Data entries

↓

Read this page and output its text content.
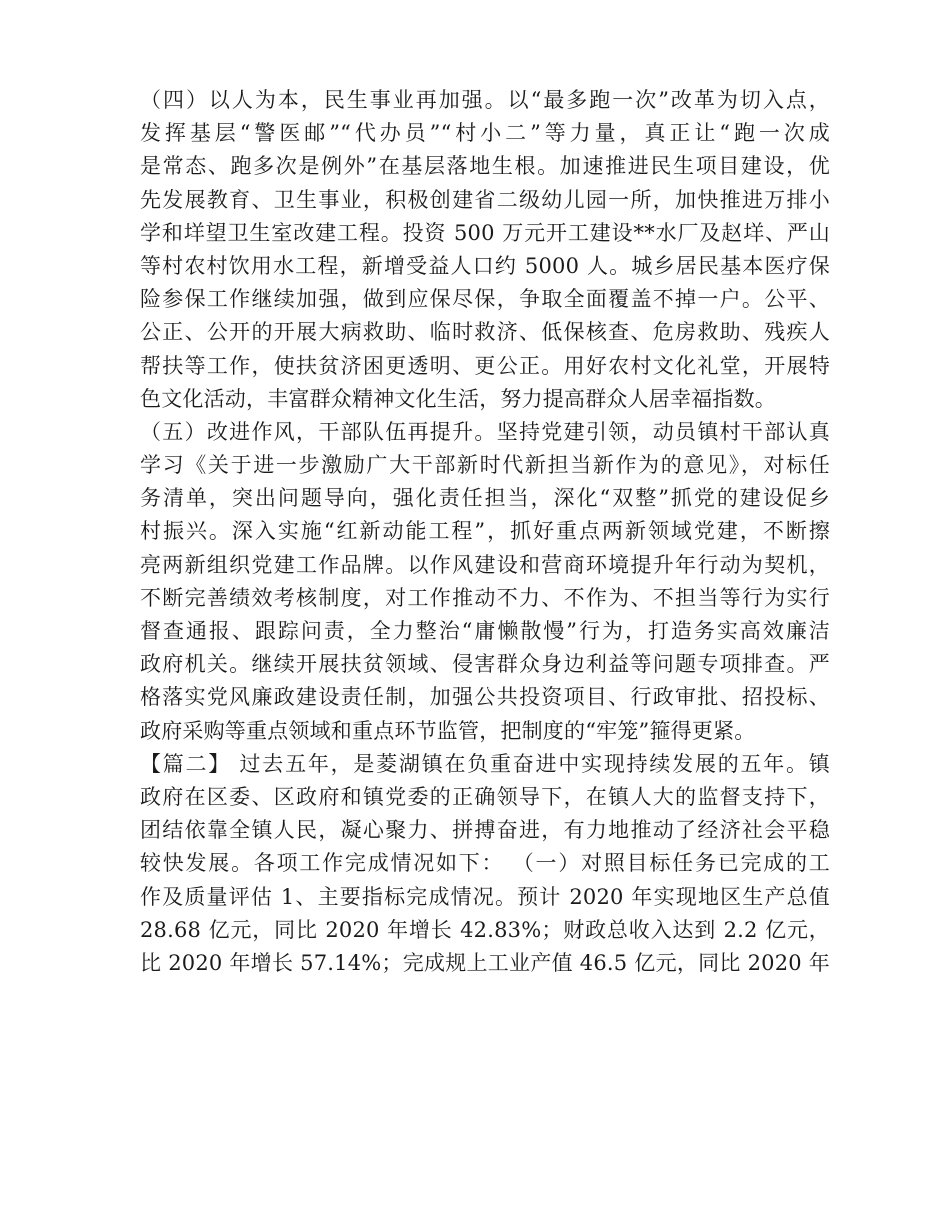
（四）以人为本，民生事业再加强。以“最多跑一次”改革为切入点，
发挥基层“警医邮”“代办员”“村小二”等力量，真正让“跑一次成
是常态、跑多次是例外”在基层落地生根。加速推进民生项目建设，优
先发展教育、卫生事业，积极创建省二级幼儿园一所，加快推进万排小
学和垟望卫生室改建工程。投资 500 万元开工建设**水厂及赵垟、严山
等村农村饮用水工程，新增受益人口约 5000 人。城乡居民基本医疗保
险参保工作继续加强，做到应保尽保，争取全面覆盖不掉一户。公平、
公正、公开的开展大病救助、临时救济、低保核查、危房救助、残疾人
帮扶等工作，使扶贫济困更透明、更公正。用好农村文化礼堂，开展特
色文化活动，丰富群众精神文化生活，努力提高群众人居幸福指数。
（五）改进作风，干部队伍再提升。坚持党建引领，动员镇村干部认真
学习《关于进一步激励广大干部新时代新担当新作为的意见》，对标任
务清单，突出问题导向，强化责任担当，深化“双整”抓党的建设促乡
村振兴。深入实施“红新动能工程”，抓好重点两新领域党建，不断擦
亮两新组织党建工作品牌。以作风建设和营商环境提升年行动为契机，
不断完善绩效考核制度，对工作推动不力、不作为、不担当等行为实行
督查通报、跟踪问责，全力整治“庸懒散慢”行为，打造务实高效廉洁
政府机关。继续开展扶贫领域、侵害群众身边利益等问题专项排查。严
格落实党风廉政建设责任制，加强公共投资项目、行政审批、招投标、
政府采购等重点领域和重点环节监管，把制度的“牢笼”箍得更紧。
【篇二】 过去五年，是菱湖镇在负重奋进中实现持续发展的五年。镇
政府在区委、区政府和镇党委的正确领导下，在镇人大的监督支持下，
团结依靠全镇人民，凝心聚力、拼搏奋进，有力地推动了经济社会平稳
较快发展。各项工作完成情况如下： （一）对照目标任务已完成的工
作及质量评估 1、主要指标完成情况。预计 2020 年实现地区生产总值
28.68 亿元，同比 2020 年增长 42.83%；财政总收入达到 2.2 亿元，
比 2020 年增长 57.14%；完成规上工业产值 46.5 亿元，同比 2020 年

↑

## Task directions
Print the listing above in full, exactly as written. Omit any pictures.

## Solution to this exercise
Read this page and output its text content.
（四）以人为本，民生事业再加强。以“最多跑一次”改革为切入点，
发挥基层“警医邮”“代办员”“村小二”等力量，真正让“跑一次成
是常态、跑多次是例外”在基层落地生根。加速推进民生项目建设，优
先发展教育、卫生事业，积极创建省二级幼儿园一所，加快推进万排小
学和垟望卫生室改建工程。投资 500 万元开工建设**水厂及赵垟、严山
等村农村饮用水工程，新增受益人口约 5000 人。城乡居民基本医疗保
险参保工作继续加强，做到应保尽保，争取全面覆盖不掉一户。公平、
公正、公开的开展大病救助、临时救济、低保核查、危房救助、残疾人
帮扶等工作，使扶贫济困更透明、更公正。用好农村文化礼堂，开展特
色文化活动，丰富群众精神文化生活，努力提高群众人居幸福指数。
（五）改进作风，干部队伍再提升。坚持党建引领，动员镇村干部认真
学习《关于进一步激励广大干部新时代新担当新作为的意见》，对标任
务清单，突出问题导向，强化责任担当，深化“双整”抓党的建设促乡
村振兴。深入实施“红新动能工程”，抓好重点两新领域党建，不断擦
亮两新组织党建工作品牌。以作风建设和营商环境提升年行动为契机，
不断完善绩效考核制度，对工作推动不力、不作为、不担当等行为实行
督查通报、跟踪问责，全力整治“庸懒散慢”行为，打造务实高效廉洁
政府机关。继续开展扶贫领域、侵害群众身边利益等问题专项排查。严
格落实党风廉政建设责任制，加强公共投资项目、行政审批、招投标、
政府采购等重点领域和重点环节监管，把制度的“牢笼”箍得更紧。
【篇二】 过去五年，是菱湖镇在负重奋进中实现持续发展的五年。镇
政府在区委、区政府和镇党委的正确领导下，在镇人大的监督支持下，
团结依靠全镇人民，凝心聚力、拼搏奋进，有力地推动了经济社会平稳
较快发展。各项工作完成情况如下： （一）对照目标任务已完成的工
作及质量评估 1、主要指标完成情况。预计 2020 年实现地区生产总值
28.68 亿元，同比 2020 年增长 42.83%；财政总收入达到 2.2 亿元，
比 2020 年增长 57.14%；完成规上工业产值 46.5 亿元，同比 2020 年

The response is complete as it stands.